### TASK BRIEF
Transcribe the listing word for word.

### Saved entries
***
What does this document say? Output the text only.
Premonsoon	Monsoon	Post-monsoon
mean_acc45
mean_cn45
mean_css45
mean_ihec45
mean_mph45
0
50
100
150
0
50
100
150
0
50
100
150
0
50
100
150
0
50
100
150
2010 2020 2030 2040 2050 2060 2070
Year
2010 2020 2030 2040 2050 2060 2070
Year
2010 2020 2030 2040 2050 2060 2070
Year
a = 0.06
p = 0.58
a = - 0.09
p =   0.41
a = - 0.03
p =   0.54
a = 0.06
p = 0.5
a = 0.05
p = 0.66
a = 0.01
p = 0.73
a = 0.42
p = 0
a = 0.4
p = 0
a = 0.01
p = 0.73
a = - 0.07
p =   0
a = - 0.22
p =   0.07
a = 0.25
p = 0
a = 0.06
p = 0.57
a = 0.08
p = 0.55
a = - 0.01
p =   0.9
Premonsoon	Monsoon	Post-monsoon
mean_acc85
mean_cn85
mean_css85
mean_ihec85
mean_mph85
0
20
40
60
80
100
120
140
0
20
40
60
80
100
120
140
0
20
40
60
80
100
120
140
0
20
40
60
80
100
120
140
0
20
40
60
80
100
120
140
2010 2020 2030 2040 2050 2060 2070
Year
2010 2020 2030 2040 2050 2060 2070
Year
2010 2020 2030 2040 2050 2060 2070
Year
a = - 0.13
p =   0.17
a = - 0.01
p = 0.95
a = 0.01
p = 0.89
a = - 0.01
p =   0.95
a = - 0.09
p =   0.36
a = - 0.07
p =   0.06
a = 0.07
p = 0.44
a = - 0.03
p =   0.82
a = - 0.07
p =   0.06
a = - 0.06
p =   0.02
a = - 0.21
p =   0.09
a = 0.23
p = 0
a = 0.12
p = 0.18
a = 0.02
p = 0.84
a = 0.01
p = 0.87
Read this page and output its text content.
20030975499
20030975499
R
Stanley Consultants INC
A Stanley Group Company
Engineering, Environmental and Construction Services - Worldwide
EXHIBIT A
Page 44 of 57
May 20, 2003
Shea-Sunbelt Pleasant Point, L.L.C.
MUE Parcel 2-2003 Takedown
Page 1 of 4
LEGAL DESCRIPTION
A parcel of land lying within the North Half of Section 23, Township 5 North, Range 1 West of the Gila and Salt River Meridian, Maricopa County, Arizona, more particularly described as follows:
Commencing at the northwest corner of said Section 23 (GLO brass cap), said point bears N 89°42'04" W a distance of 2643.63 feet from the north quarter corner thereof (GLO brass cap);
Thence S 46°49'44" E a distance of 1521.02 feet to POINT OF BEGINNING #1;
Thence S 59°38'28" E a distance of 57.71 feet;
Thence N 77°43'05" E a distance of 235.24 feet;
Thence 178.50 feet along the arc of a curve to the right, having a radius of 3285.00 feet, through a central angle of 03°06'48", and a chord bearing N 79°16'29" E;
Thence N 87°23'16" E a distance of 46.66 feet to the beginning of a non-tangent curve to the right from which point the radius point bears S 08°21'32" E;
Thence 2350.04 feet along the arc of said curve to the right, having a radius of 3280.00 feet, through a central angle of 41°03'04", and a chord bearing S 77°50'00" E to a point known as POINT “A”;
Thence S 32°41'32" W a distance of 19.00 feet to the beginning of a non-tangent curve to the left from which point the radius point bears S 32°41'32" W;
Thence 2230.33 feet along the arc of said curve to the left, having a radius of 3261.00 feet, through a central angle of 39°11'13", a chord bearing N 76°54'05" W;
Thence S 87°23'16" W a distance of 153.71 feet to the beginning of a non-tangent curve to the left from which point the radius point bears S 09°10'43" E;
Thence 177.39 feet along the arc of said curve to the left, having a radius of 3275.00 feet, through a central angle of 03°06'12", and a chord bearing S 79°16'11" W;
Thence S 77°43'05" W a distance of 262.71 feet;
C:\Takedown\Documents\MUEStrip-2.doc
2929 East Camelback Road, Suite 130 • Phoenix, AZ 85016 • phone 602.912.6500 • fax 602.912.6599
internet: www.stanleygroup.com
***
### RESPONSE TO THE TASK
What does this document say? Output the text only.
Premonsoon	Monsoon	Post-monsoon
mean_acc45
mean_cn45
mean_css45
mean_ihec45
mean_mph45
0
50
100
150
0
50
100
150
0
50
100
150
0
50
100
150
0
50
100
150
2010 2020 2030 2040 2050 2060 2070
Year
2010 2020 2030 2040 2050 2060 2070
Year
2010 2020 2030 2040 2050 2060 2070
Year
a = 0.06
p = 0.58
a = - 0.09
p =   0.41
a = - 0.03
p =   0.54
a = 0.06
p = 0.5
a = 0.05
p = 0.66
a = 0.01
p = 0.73
a = 0.42
p = 0
a = 0.4
p = 0
a = 0.01
p = 0.73
a = - 0.07
p =   0
a = - 0.22
p =   0.07
a = 0.25
p = 0
a = 0.06
p = 0.57
a = 0.08
p = 0.55
a = - 0.01
p =   0.9
Premonsoon	Monsoon	Post-monsoon
mean_acc85
mean_cn85
mean_css85
mean_ihec85
mean_mph85
0
20
40
60
80
100
120
140
0
20
40
60
80
100
120
140
0
20
40
60
80
100
120
140
0
20
40
60
80
100
120
140
0
20
40
60
80
100
120
140
2010 2020 2030 2040 2050 2060 2070
Year
2010 2020 2030 2040 2050 2060 2070
Year
2010 2020 2030 2040 2050 2060 2070
Year
a = - 0.13
p =   0.17
a = - 0.01
p = 0.95
a = 0.01
p = 0.89
a = - 0.01
p =   0.95
a = - 0.09
p =   0.36
a = - 0.07
p =   0.06
a = 0.07
p = 0.44
a = - 0.03
p =   0.82
a = - 0.07
p =   0.06
a = - 0.06
p =   0.02
a = - 0.21
p =   0.09
a = 0.23
p = 0
a = 0.12
p = 0.18
a = 0.02
p = 0.84
a = 0.01
p = 0.87
Read this page and output its text content.
20030975499
20030975499
R
Stanley Consultants INC
A Stanley Group Company
Engineering, Environmental and Construction Services - Worldwide
EXHIBIT A
Page 44 of 57
May 20, 2003
Shea-Sunbelt Pleasant Point, L.L.C.
MUE Parcel 2-2003 Takedown
Page 1 of 4
LEGAL DESCRIPTION
A parcel of land lying within the North Half of Section 23, Township 5 North, Range 1 West of the Gila and Salt River Meridian, Maricopa County, Arizona, more particularly described as follows:
Commencing at the northwest corner of said Section 23 (GLO brass cap), said point bears N 89°42'04" W a distance of 2643.63 feet from the north quarter corner thereof (GLO brass cap);
Thence S 46°49'44" E a distance of 1521.02 feet to POINT OF BEGINNING #1;
Thence S 59°38'28" E a distance of 57.71 feet;
Thence N 77°43'05" E a distance of 235.24 feet;
Thence 178.50 feet along the arc of a curve to the right, having a radius of 3285.00 feet, through a central angle of 03°06'48", and a chord bearing N 79°16'29" E;
Thence N 87°23'16" E a distance of 46.66 feet to the beginning of a non-tangent curve to the right from which point the radius point bears S 08°21'32" E;
Thence 2350.04 feet along the arc of said curve to the right, having a radius of 3280.00 feet, through a central angle of 41°03'04", and a chord bearing S 77°50'00" E to a point known as POINT “A”;
Thence S 32°41'32" W a distance of 19.00 feet to the beginning of a non-tangent curve to the left from which point the radius point bears S 32°41'32" W;
Thence 2230.33 feet along the arc of said curve to the left, having a radius of 3261.00 feet, through a central angle of 39°11'13", a chord bearing N 76°54'05" W;
Thence S 87°23'16" W a distance of 153.71 feet to the beginning of a non-tangent curve to the left from which point the radius point bears S 09°10'43" E;
Thence 177.39 feet along the arc of said curve to the left, having a radius of 3275.00 feet, through a central angle of 03°06'12", and a chord bearing S 79°16'11" W;
Thence S 77°43'05" W a distance of 262.71 feet;
C:\Takedown\Documents\MUEStrip-2.doc
2929 East Camelback Road, Suite 130 • Phoenix, AZ 85016 • phone 602.912.6500 • fax 602.912.6599
internet: www.stanleygroup.com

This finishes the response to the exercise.